THE RECORDS:
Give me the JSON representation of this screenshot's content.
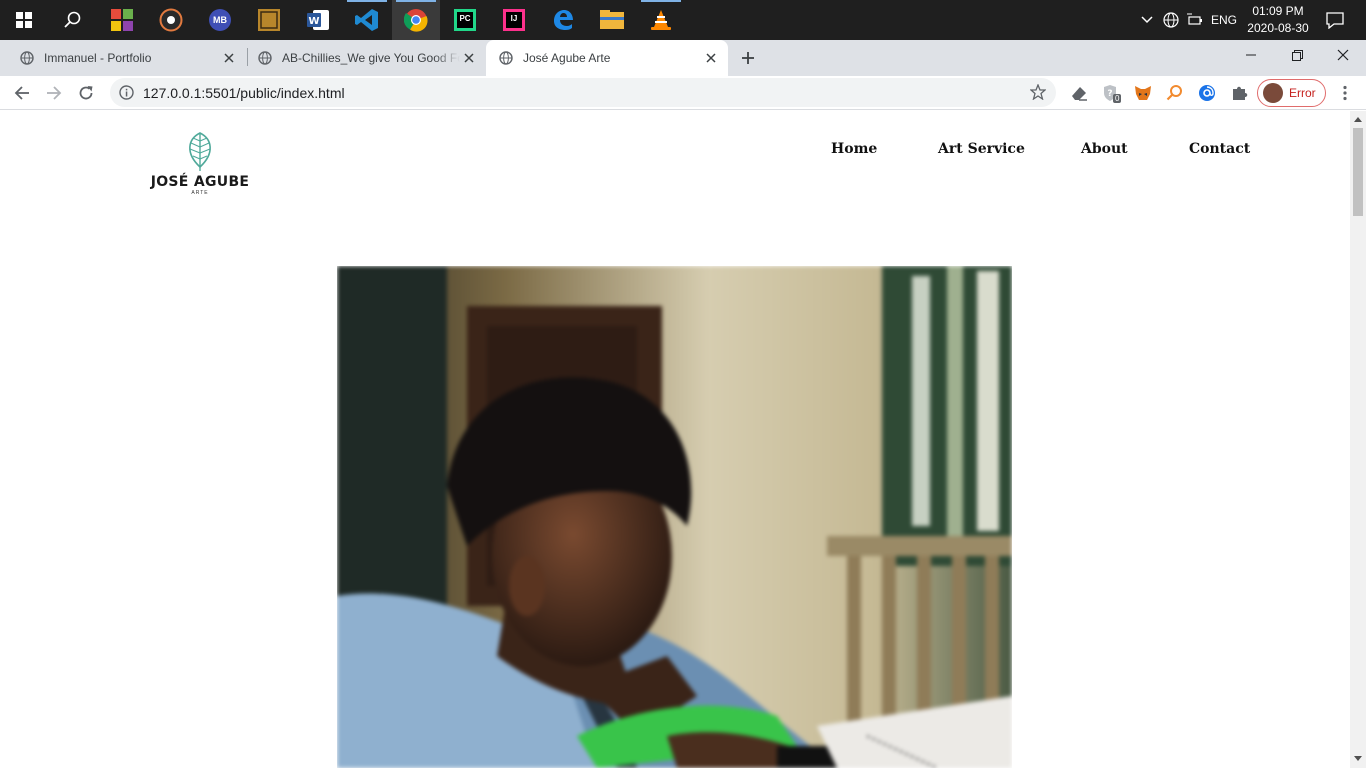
{
  "taskbar": {
    "apps": [
      "start-icon",
      "search-icon",
      "office-icon",
      "groove-icon",
      "mb-icon",
      "dds-icon",
      "word-icon",
      "vscode-icon",
      "chrome-icon",
      "pycharm-icon",
      "intellij-icon",
      "edge-icon",
      "file-explorer-icon",
      "vlc-icon"
    ],
    "mb_label": "MB",
    "pc_label": "PC",
    "ij_label": "IJ",
    "lang": "ENG",
    "time": "01:09 PM",
    "date": "2020-08-30"
  },
  "tabs": [
    {
      "title": "Immanuel - Portfolio"
    },
    {
      "title": "AB-Chillies_We give You Good Food"
    },
    {
      "title": "José Agube Arte"
    }
  ],
  "address": {
    "url": "127.0.0.1:5501/public/index.html"
  },
  "profile": {
    "label": "Error"
  },
  "extensions": {
    "badge": "0"
  },
  "site": {
    "logo_name": "JOSÉ AGUBE",
    "logo_sub": "ARTE",
    "nav": [
      "Home",
      "Art Service",
      "About",
      "Contact"
    ]
  },
  "colors": {
    "logo_leaf": "#4fa99a",
    "taskbar": "#1f1f1f",
    "tabstrip": "#dee1e6"
  }
}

WHAT THE EXERCISE ASKS: Exclude the images and reproduce the remaining data exactly.

FINISHED EXERCISE:
Give me the JSON representation of this screenshot's content.
{
  "taskbar": {
    "apps": [
      "start-icon",
      "search-icon",
      "office-icon",
      "groove-icon",
      "mb-icon",
      "dds-icon",
      "word-icon",
      "vscode-icon",
      "chrome-icon",
      "pycharm-icon",
      "intellij-icon",
      "edge-icon",
      "file-explorer-icon",
      "vlc-icon"
    ],
    "mb_label": "MB",
    "pc_label": "PC",
    "ij_label": "IJ",
    "lang": "ENG",
    "time": "01:09 PM",
    "date": "2020-08-30"
  },
  "tabs": [
    {
      "title": "Immanuel - Portfolio"
    },
    {
      "title": "AB-Chillies_We give You Good Food"
    },
    {
      "title": "José Agube Arte"
    }
  ],
  "address": {
    "url": "127.0.0.1:5501/public/index.html"
  },
  "profile": {
    "label": "Error"
  },
  "extensions": {
    "badge": "0"
  },
  "site": {
    "logo_name": "JOSÉ AGUBE",
    "logo_sub": "ARTE",
    "nav": [
      "Home",
      "Art Service",
      "About",
      "Contact"
    ]
  },
  "colors": {
    "logo_leaf": "#4fa99a",
    "taskbar": "#1f1f1f",
    "tabstrip": "#dee1e6"
  }
}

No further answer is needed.